§ **DIRECTIVE**
For each line that holds "product", copy the line out.

§ **PROVIDED DATA**
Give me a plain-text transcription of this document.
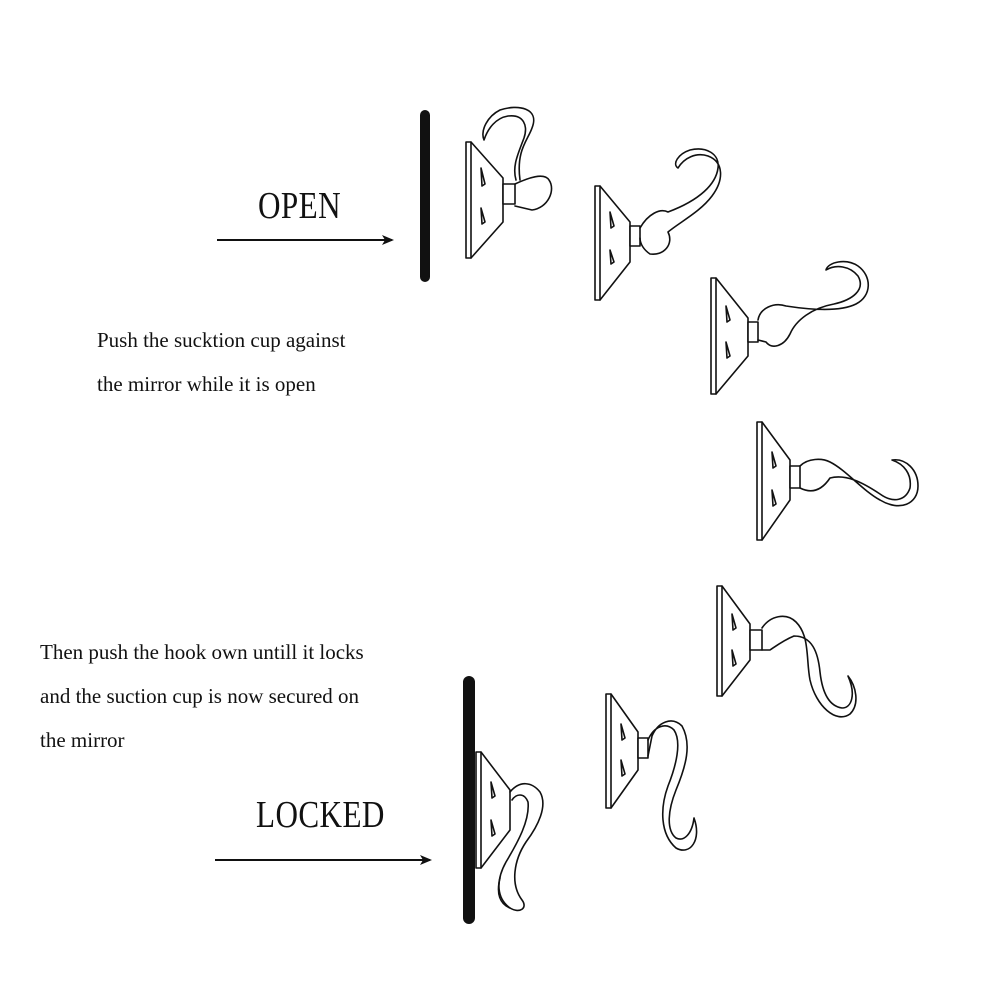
OPEN
LOCKED
Push the sucktion cup against
the mirror while it is open
Then push the hook own untill it locks
and the suction cup is now secured on
the mirror
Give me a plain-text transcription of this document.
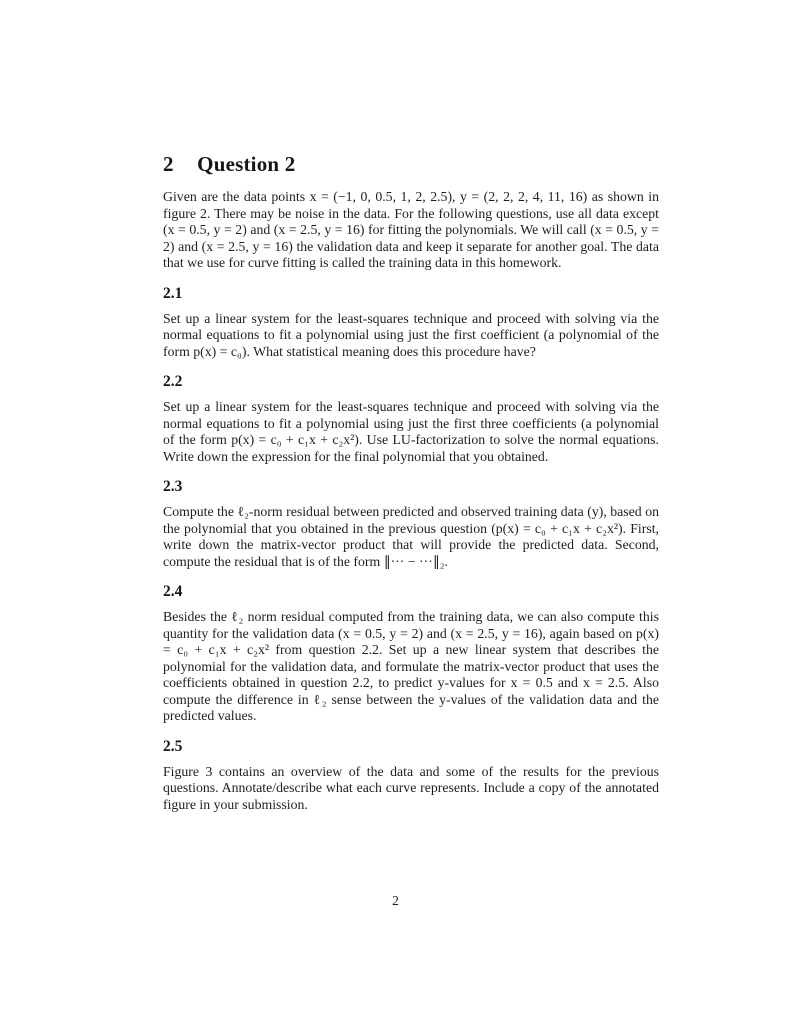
2 Question 2

Given are the data points x = (−1, 0, 0.5, 1, 2, 2.5), y = (2, 2, 2, 4, 11, 16) as shown in figure 2. There may be noise in the data. For the following questions, use all data except (x = 0.5, y = 2) and (x = 2.5, y = 16) for fitting the polynomials. We will call (x = 0.5, y = 2) and (x = 2.5, y = 16) the validation data and keep it separate for another goal. The data that we use for curve fitting is called the training data in this homework.

2.1

Set up a linear system for the least-squares technique and proceed with solving via the normal equations to fit a polynomial using just the first coefficient (a polynomial of the form p(x) = c₀). What statistical meaning does this procedure have?

2.2

Set up a linear system for the least-squares technique and proceed with solving via the normal equations to fit a polynomial using just the first three coefficients (a polynomial of the form p(x) = c₀ + c₁x + c₂x²). Use LU-factorization to solve the normal equations. Write down the expression for the final polynomial that you obtained.

2.3

Compute the ℓ₂-norm residual between predicted and observed training data (y), based on the polynomial that you obtained in the previous question (p(x) = c₀ + c₁x + c₂x²). First, write down the matrix-vector product that will provide the predicted data. Second, compute the residual that is of the form ∥··· − ···∥₂.

2.4

Besides the ℓ₂ norm residual computed from the training data, we can also compute this quantity for the validation data (x = 0.5, y = 2) and (x = 2.5, y = 16), again based on p(x) = c₀ + c₁x + c₂x² from question 2.2. Set up a new linear system that describes the polynomial for the validation data, and formulate the matrix-vector product that uses the coefficients obtained in question 2.2, to predict y-values for x = 0.5 and x = 2.5. Also compute the difference in ℓ₂ sense between the y-values of the validation data and the predicted values.

2.5

Figure 3 contains an overview of the data and some of the results for the previous questions. Annotate/describe what each curve represents. Include a copy of the annotated figure in your submission.

2
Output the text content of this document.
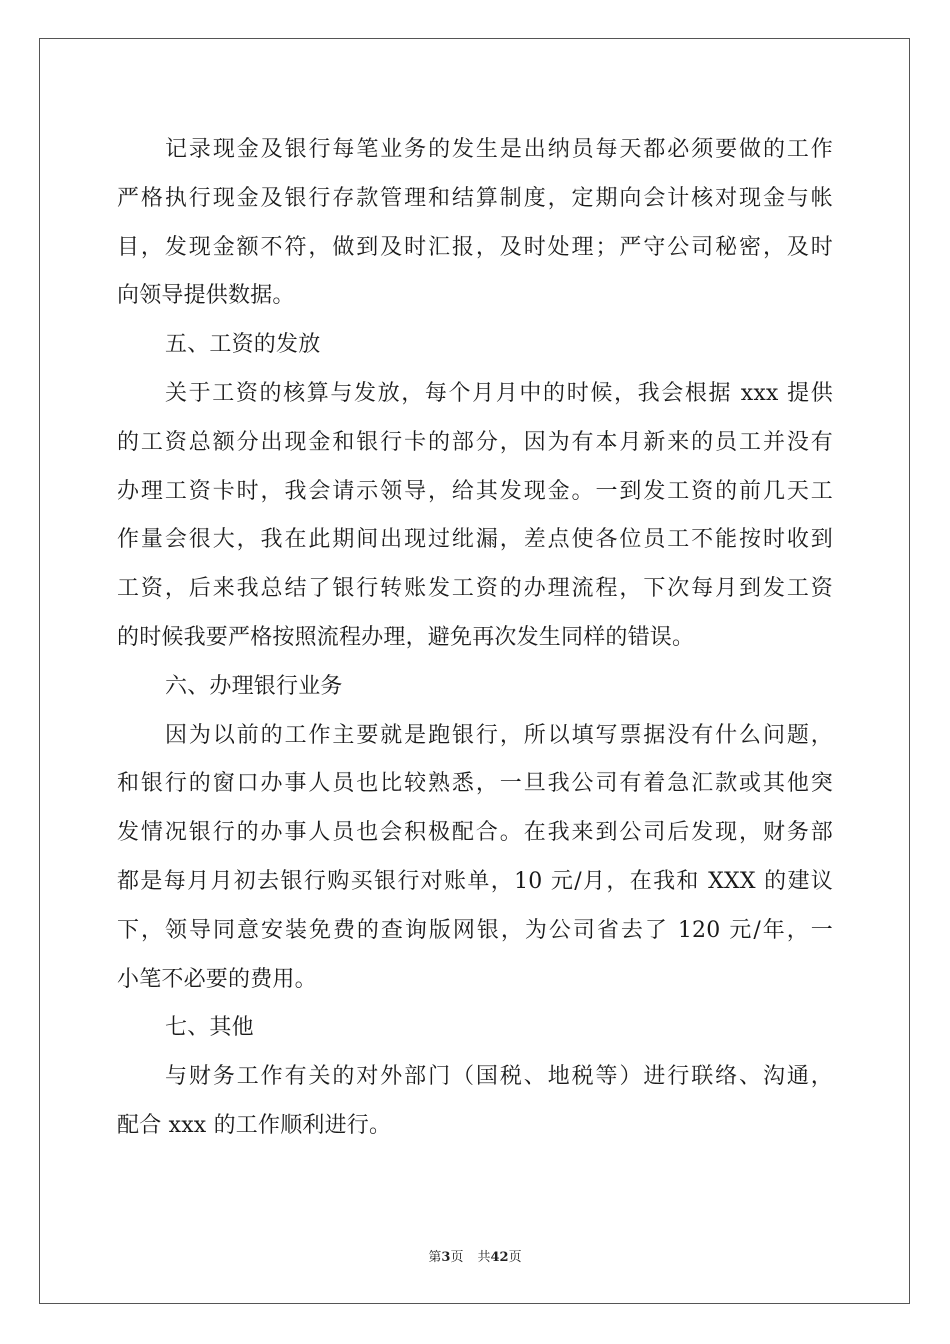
记录现金及银行每笔业务的发生是出纳员每天都必须要做的工作
严格执行现金及银行存款管理和结算制度，定期向会计核对现金与帐
目，发现金额不符，做到及时汇报，及时处理；严守公司秘密，及时
向领导提供数据。
五、工资的发放
关于工资的核算与发放，每个月月中的时候，我会根据 xxx 提供
的工资总额分出现金和银行卡的部分，因为有本月新来的员工并没有
办理工资卡时，我会请示领导，给其发现金。一到发工资的前几天工
作量会很大，我在此期间出现过纰漏，差点使各位员工不能按时收到
工资，后来我总结了银行转账发工资的办理流程，下次每月到发工资
的时候我要严格按照流程办理，避免再次发生同样的错误。
六、办理银行业务
因为以前的工作主要就是跑银行，所以填写票据没有什么问题，
和银行的窗口办事人员也比较熟悉，一旦我公司有着急汇款或其他突
发情况银行的办事人员也会积极配合。在我来到公司后发现，财务部
都是每月月初去银行购买银行对账单，10 元/月，在我和 XXX 的建议
下，领导同意安装免费的查询版网银，为公司省去了 120 元/年，一
小笔不必要的费用。
七、其他
与财务工作有关的对外部门（国税、地税等）进行联络、沟通，
配合 xxx 的工作顺利进行。
第3页 共42页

§ **OUTPUT**
Compute the ℓ₂-norm residual between predicted and observed training data (y), based on the polynomial that you obtained in the previous question (p(x) = c₀ + c₁x + c₂x²). First, write down the matrix-vector product that will provide the predicted data. Second, compute the residual that is of the form ∥··· − ···∥₂.
Besides the ℓ₂ norm residual computed from the training data, we can also compute this quantity for the validation data (x = 0.5, y = 2) and (x = 2.5, y = 16), again based on p(x) = c₀ + c₁x + c₂x² from question 2.2. Set up a new linear system that describes the polynomial for the validation data, and formulate the matrix-vector product that uses the coefficients obtained in question 2.2, to predict y-values for x = 0.5 and x = 2.5. Also compute the difference in ℓ₂ sense between the y-values of the validation data and the predicted values.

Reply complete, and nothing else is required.